▸ ENTRIES
□ □ □
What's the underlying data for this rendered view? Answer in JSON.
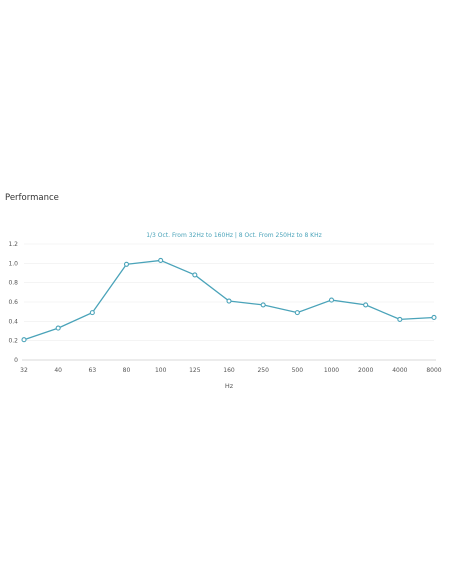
□ □ □
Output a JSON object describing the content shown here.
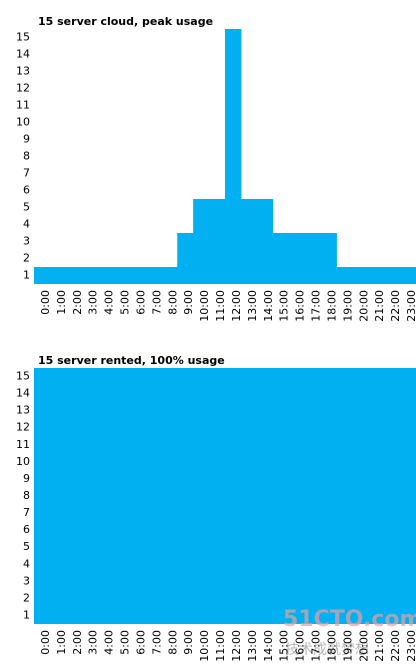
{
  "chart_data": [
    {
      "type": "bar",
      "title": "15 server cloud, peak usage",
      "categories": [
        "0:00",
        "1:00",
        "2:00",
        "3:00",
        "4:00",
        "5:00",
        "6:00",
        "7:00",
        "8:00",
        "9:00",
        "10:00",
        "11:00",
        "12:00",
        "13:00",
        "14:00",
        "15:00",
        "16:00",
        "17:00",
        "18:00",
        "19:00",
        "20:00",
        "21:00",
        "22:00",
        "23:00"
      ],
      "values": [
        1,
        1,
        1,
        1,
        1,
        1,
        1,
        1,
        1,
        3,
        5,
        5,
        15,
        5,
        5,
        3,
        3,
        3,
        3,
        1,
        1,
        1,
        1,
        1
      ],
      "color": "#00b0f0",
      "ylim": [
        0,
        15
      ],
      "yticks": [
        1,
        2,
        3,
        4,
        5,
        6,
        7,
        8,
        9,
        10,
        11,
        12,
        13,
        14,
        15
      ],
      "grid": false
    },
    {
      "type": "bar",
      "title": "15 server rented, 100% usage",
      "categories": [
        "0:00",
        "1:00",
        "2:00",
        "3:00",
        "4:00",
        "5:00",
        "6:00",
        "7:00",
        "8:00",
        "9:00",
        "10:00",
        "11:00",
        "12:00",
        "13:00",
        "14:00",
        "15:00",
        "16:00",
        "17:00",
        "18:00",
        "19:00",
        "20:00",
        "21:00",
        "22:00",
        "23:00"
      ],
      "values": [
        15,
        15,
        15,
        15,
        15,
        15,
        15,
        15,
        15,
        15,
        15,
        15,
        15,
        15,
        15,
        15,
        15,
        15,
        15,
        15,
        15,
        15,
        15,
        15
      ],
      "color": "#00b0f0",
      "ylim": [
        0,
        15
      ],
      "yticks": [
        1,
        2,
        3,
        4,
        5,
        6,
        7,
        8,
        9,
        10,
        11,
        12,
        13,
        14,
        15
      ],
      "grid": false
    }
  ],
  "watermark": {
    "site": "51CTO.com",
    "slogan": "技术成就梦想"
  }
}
□ □ □
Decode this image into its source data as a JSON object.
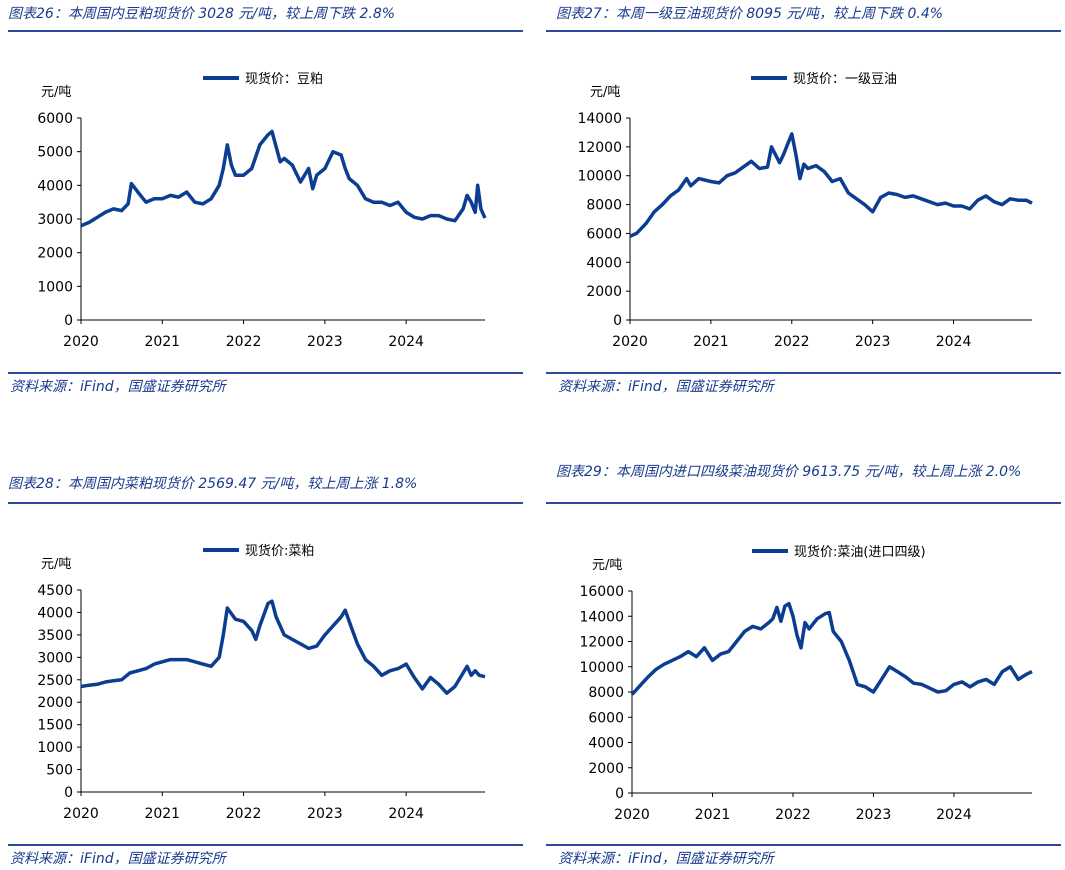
□ □ □
▸ WRITTEN INSTRUCTION
Give the count of lines in the data shown above that contain "this", and nothing else.

▸ TASK RESPONSE
2